Job:
Copy each line below that includes "about".

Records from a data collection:

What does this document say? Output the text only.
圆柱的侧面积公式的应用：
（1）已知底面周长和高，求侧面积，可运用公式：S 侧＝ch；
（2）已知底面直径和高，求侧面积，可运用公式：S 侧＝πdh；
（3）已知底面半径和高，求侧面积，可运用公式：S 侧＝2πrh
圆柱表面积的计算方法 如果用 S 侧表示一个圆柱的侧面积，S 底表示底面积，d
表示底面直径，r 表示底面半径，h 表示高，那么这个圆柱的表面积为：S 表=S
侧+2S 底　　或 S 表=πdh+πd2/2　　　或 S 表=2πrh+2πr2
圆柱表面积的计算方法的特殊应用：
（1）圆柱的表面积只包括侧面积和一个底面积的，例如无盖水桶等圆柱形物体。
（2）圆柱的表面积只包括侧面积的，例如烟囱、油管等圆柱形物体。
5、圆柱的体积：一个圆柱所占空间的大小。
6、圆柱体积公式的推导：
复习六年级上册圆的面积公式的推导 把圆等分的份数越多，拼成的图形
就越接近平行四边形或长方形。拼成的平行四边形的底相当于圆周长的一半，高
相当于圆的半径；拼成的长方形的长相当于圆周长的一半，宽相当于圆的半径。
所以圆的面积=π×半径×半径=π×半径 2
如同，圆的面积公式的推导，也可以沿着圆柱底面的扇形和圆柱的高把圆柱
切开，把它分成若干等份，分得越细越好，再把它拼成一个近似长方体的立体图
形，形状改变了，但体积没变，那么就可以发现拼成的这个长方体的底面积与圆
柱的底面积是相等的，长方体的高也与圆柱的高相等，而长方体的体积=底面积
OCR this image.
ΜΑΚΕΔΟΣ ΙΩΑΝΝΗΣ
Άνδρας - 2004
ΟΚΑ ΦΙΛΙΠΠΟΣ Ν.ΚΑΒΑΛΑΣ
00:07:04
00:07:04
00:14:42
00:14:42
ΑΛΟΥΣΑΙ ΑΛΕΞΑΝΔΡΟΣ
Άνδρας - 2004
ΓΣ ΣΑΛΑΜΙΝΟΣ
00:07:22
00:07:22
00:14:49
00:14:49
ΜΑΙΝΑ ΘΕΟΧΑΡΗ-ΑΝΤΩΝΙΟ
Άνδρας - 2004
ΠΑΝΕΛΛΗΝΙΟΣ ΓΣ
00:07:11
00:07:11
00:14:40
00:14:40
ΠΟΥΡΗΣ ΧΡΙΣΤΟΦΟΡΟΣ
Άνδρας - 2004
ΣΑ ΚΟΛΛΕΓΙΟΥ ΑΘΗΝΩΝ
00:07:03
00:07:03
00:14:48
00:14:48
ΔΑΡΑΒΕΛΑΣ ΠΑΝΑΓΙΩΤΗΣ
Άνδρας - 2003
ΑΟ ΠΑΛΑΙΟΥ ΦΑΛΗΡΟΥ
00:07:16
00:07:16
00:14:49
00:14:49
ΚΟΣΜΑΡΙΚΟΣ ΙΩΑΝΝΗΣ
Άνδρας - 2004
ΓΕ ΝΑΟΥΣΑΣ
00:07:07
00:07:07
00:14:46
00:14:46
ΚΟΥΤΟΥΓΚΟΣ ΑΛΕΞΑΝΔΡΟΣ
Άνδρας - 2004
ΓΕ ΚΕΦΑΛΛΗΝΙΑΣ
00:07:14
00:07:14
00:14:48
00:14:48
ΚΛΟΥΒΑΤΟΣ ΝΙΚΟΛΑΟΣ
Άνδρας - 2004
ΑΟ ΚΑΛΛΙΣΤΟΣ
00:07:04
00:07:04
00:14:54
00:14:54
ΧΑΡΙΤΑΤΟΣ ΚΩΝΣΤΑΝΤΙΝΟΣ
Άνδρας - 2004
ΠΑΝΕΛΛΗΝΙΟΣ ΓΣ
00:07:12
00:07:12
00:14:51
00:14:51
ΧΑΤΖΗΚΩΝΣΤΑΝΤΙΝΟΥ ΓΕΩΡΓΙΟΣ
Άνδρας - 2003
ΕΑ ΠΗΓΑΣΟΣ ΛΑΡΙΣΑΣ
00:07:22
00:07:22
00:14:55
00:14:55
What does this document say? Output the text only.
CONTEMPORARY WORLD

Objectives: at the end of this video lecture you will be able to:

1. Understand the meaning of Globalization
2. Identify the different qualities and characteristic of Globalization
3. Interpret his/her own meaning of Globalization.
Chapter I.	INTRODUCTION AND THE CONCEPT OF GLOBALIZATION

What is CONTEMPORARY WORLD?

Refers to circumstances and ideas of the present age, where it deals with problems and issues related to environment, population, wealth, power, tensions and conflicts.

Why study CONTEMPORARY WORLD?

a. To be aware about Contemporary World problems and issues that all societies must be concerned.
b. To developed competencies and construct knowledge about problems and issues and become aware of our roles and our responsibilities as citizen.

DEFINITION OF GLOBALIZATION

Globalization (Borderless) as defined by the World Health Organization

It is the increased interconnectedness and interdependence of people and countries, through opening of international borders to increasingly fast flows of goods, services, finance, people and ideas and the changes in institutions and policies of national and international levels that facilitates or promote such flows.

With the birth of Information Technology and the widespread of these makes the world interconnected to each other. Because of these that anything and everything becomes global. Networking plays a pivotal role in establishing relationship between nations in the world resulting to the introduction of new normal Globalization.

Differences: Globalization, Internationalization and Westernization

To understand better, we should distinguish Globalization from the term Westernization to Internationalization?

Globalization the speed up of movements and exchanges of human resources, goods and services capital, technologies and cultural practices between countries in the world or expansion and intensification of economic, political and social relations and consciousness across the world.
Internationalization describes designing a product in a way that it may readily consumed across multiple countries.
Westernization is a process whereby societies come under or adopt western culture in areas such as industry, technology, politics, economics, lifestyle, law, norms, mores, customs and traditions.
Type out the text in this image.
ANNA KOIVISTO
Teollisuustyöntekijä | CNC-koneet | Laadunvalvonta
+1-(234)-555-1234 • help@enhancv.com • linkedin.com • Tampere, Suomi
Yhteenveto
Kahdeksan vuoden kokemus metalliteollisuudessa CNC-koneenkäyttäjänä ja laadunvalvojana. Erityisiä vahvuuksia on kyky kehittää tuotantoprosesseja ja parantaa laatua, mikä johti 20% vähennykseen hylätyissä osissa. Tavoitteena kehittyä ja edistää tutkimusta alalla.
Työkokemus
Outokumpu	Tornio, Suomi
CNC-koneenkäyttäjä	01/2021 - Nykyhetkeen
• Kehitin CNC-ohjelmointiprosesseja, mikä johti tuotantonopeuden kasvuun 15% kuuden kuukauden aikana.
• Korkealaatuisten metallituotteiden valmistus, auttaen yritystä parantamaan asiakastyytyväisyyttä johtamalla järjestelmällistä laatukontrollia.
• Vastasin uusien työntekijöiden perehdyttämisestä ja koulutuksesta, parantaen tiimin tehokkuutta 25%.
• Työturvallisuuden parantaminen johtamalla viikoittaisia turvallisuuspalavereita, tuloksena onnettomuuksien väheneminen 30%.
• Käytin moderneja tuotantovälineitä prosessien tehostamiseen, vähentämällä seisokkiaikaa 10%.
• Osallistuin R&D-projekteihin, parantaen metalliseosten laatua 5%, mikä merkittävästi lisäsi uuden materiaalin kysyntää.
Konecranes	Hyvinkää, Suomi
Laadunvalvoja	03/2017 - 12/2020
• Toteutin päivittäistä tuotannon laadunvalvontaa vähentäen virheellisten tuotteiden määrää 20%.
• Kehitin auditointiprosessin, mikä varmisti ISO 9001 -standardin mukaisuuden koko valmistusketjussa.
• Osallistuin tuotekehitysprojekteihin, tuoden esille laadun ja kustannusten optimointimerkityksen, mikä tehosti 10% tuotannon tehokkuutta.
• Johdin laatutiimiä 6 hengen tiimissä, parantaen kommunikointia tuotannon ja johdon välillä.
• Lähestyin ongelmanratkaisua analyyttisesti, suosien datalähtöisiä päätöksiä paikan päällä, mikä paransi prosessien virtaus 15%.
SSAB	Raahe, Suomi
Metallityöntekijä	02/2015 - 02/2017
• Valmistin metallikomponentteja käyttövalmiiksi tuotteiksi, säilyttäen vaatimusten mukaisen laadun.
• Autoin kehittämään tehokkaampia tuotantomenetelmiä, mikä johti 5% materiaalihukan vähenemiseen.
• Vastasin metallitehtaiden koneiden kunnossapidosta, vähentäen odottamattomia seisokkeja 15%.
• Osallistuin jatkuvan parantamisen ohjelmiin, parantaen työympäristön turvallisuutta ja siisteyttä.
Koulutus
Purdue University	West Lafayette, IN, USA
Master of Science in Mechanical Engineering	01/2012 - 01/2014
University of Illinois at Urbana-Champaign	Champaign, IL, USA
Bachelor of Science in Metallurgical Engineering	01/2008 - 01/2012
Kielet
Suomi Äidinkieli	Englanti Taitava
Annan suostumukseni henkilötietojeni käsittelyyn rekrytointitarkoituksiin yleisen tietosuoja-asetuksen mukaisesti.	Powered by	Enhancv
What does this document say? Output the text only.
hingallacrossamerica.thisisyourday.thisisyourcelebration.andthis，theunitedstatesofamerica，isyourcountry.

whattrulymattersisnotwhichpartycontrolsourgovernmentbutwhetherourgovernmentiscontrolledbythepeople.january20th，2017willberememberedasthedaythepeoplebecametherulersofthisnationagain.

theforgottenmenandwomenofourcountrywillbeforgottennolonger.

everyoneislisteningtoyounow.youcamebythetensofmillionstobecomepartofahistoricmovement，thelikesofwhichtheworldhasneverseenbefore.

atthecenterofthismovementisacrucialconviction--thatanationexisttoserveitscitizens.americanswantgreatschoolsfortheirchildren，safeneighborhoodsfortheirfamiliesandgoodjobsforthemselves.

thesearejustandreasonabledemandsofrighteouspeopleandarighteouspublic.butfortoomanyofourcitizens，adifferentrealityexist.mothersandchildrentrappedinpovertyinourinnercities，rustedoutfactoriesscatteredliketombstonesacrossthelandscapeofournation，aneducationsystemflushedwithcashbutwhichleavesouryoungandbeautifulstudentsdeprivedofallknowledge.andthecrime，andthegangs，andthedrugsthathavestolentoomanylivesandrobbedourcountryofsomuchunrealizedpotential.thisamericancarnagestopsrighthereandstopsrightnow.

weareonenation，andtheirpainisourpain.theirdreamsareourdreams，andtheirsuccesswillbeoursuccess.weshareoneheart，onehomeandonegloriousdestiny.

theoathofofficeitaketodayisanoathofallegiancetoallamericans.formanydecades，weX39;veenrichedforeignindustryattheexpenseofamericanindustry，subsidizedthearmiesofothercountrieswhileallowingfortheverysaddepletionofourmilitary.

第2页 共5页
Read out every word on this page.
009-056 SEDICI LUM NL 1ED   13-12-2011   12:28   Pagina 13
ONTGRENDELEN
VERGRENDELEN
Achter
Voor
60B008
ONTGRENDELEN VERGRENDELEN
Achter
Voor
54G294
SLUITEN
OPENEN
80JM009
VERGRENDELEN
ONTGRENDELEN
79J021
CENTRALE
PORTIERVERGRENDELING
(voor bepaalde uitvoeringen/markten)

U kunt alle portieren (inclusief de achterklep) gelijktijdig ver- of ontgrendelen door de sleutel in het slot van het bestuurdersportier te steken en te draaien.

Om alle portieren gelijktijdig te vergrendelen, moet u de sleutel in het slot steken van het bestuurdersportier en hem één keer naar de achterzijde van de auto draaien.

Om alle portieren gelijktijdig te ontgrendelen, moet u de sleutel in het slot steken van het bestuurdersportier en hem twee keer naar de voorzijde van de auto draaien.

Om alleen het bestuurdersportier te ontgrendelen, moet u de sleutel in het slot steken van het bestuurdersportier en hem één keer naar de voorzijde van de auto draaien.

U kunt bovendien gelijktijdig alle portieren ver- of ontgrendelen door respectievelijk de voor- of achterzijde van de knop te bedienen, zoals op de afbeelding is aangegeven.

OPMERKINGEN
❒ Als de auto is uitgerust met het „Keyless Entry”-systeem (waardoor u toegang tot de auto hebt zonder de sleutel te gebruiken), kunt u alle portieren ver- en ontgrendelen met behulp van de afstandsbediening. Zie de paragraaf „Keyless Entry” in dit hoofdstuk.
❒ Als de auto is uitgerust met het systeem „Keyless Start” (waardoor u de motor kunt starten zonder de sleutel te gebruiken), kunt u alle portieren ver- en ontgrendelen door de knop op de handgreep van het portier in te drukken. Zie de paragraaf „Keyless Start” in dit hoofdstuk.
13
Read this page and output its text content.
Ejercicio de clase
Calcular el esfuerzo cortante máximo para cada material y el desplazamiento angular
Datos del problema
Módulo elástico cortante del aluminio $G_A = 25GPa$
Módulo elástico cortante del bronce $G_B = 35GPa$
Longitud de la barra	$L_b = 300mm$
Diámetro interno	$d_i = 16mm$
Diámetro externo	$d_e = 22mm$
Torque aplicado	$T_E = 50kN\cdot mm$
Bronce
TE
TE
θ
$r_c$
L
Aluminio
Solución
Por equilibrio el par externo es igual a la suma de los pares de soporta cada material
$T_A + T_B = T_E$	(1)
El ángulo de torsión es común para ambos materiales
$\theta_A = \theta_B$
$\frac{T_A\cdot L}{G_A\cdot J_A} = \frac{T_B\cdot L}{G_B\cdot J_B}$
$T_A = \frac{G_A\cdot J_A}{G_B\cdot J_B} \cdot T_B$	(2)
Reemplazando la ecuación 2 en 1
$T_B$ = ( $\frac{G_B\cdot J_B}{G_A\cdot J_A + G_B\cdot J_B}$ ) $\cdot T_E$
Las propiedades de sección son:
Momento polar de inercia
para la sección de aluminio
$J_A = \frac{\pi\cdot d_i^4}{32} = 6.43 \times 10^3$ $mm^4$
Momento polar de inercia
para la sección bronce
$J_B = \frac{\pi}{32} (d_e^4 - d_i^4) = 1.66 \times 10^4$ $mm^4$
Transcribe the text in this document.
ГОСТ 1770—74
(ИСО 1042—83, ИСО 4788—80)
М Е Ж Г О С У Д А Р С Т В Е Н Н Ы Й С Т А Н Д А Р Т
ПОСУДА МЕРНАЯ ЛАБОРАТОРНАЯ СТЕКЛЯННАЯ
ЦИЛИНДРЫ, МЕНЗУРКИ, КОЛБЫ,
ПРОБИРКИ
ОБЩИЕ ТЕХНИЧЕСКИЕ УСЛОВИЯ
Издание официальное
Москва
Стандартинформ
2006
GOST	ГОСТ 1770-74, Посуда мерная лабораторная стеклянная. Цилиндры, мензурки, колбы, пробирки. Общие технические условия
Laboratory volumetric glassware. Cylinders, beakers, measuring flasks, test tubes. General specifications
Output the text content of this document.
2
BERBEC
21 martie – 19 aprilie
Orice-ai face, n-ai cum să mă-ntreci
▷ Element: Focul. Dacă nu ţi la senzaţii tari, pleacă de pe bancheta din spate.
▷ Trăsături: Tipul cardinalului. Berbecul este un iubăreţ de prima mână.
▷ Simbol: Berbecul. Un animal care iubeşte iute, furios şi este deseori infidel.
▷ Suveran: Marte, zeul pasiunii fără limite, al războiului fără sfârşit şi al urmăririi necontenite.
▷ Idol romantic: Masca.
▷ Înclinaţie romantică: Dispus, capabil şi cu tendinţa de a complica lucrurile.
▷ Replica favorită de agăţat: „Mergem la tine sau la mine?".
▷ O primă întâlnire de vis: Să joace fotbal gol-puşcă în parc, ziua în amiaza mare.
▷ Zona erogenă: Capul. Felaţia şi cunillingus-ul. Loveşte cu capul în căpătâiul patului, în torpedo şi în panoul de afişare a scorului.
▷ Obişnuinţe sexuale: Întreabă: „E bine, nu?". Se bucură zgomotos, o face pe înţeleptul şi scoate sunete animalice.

Output of the exercise:
a. To be aware about Contemporary World problems and issues that all societies must be concerned.
b. To developed competencies and construct knowledge about problems and issues and become aware of our roles and our responsibilities as citizen.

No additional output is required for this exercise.